EXERCISE PROMPT
Work out how many lines include "hours" and answer with that number only.

— begin RECORDS SUPPLIED —

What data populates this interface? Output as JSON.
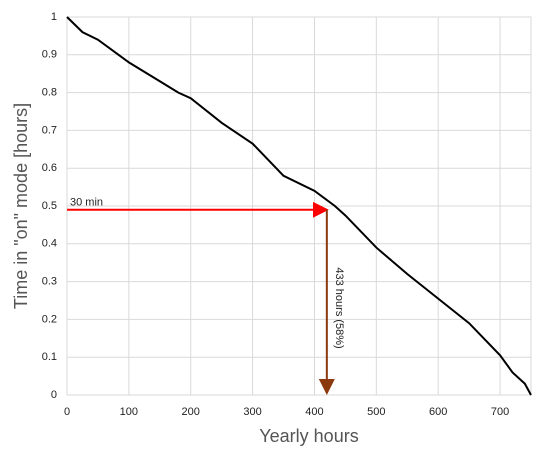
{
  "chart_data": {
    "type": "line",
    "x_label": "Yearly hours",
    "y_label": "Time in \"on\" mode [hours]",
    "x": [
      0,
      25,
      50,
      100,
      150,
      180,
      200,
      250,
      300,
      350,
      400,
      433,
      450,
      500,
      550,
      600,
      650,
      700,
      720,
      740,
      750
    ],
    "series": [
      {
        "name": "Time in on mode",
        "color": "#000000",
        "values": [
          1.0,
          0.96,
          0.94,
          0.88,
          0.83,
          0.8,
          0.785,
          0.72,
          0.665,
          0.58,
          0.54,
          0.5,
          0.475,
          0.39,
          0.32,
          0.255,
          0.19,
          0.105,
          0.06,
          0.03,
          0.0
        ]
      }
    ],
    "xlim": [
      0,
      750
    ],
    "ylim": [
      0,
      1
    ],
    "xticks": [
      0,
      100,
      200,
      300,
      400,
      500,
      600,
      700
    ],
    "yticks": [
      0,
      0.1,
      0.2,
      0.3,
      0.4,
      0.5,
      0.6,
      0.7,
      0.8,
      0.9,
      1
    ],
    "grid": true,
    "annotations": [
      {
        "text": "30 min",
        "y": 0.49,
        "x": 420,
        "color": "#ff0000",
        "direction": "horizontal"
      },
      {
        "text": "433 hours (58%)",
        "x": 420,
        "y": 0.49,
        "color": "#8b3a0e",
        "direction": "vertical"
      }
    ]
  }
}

— end RECORDS SUPPLIED —

COMPLETE ANSWER
3